- **Direction**:
Reproduce every line in the listing that contains the word "plain".

++++++++++

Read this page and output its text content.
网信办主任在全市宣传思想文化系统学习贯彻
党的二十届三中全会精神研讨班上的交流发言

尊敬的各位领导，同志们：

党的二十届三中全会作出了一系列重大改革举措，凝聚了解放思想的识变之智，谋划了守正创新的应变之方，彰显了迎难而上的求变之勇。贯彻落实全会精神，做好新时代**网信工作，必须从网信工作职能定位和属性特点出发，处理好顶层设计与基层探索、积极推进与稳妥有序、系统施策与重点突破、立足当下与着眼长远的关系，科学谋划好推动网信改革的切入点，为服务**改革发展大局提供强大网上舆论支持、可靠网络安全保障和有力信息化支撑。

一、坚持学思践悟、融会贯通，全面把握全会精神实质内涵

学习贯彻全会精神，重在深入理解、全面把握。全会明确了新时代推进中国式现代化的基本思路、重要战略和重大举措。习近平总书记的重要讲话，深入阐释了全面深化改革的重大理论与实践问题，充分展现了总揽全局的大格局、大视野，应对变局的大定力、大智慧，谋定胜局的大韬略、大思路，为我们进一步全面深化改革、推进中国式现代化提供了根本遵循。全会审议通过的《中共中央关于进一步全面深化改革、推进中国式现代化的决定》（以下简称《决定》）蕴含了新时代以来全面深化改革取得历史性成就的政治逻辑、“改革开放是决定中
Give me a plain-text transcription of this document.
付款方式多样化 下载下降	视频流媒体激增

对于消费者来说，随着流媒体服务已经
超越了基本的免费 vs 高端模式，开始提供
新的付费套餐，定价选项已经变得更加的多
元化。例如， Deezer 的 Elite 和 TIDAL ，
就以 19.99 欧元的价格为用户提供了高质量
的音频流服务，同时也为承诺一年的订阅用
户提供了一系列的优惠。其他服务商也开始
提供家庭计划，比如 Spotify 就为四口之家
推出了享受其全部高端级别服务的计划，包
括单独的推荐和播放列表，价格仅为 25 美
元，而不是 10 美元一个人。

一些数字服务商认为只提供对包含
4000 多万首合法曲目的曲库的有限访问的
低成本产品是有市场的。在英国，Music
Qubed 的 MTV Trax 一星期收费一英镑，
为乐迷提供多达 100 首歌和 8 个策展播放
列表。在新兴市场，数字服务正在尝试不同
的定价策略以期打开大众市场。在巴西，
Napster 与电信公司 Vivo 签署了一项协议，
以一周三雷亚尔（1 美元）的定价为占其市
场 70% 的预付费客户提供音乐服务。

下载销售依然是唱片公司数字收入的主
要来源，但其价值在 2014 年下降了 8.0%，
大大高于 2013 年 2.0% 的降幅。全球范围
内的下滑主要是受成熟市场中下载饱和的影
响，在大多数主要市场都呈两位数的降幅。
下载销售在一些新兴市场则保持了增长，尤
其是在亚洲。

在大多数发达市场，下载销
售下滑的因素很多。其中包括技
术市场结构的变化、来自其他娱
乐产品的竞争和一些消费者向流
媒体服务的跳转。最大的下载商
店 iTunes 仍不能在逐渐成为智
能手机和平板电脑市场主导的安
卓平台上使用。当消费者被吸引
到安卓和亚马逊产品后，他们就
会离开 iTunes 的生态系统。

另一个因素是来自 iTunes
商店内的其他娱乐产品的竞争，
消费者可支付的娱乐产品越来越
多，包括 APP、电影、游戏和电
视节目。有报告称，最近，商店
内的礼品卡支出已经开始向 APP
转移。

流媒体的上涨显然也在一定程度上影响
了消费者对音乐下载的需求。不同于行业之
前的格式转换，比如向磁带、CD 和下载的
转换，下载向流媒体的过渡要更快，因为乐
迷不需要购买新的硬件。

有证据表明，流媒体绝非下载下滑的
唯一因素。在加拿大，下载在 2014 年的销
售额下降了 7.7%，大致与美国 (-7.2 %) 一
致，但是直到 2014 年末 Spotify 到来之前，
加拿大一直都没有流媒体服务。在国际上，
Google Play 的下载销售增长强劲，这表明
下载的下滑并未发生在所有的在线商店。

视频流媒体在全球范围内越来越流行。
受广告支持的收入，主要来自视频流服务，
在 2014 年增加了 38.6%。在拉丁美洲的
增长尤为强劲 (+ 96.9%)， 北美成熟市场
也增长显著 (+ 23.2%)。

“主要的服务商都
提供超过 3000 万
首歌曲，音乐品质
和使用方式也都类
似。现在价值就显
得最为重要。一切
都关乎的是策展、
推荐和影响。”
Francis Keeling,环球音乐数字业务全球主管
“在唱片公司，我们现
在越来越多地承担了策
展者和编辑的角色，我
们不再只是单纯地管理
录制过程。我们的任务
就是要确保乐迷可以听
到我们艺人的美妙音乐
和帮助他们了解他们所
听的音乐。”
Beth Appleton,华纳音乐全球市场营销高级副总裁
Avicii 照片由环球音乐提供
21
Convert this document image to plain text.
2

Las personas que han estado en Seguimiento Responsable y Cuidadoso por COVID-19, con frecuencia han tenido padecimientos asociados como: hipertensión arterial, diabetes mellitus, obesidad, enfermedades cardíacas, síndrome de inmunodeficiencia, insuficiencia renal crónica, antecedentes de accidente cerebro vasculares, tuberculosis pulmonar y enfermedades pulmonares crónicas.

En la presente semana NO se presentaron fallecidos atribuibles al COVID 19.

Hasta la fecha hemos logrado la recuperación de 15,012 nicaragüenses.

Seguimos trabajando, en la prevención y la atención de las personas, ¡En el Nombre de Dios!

++++++++++

- **The result**:
Give me a plain-text transcription of this document.
Convert this document image to plain text.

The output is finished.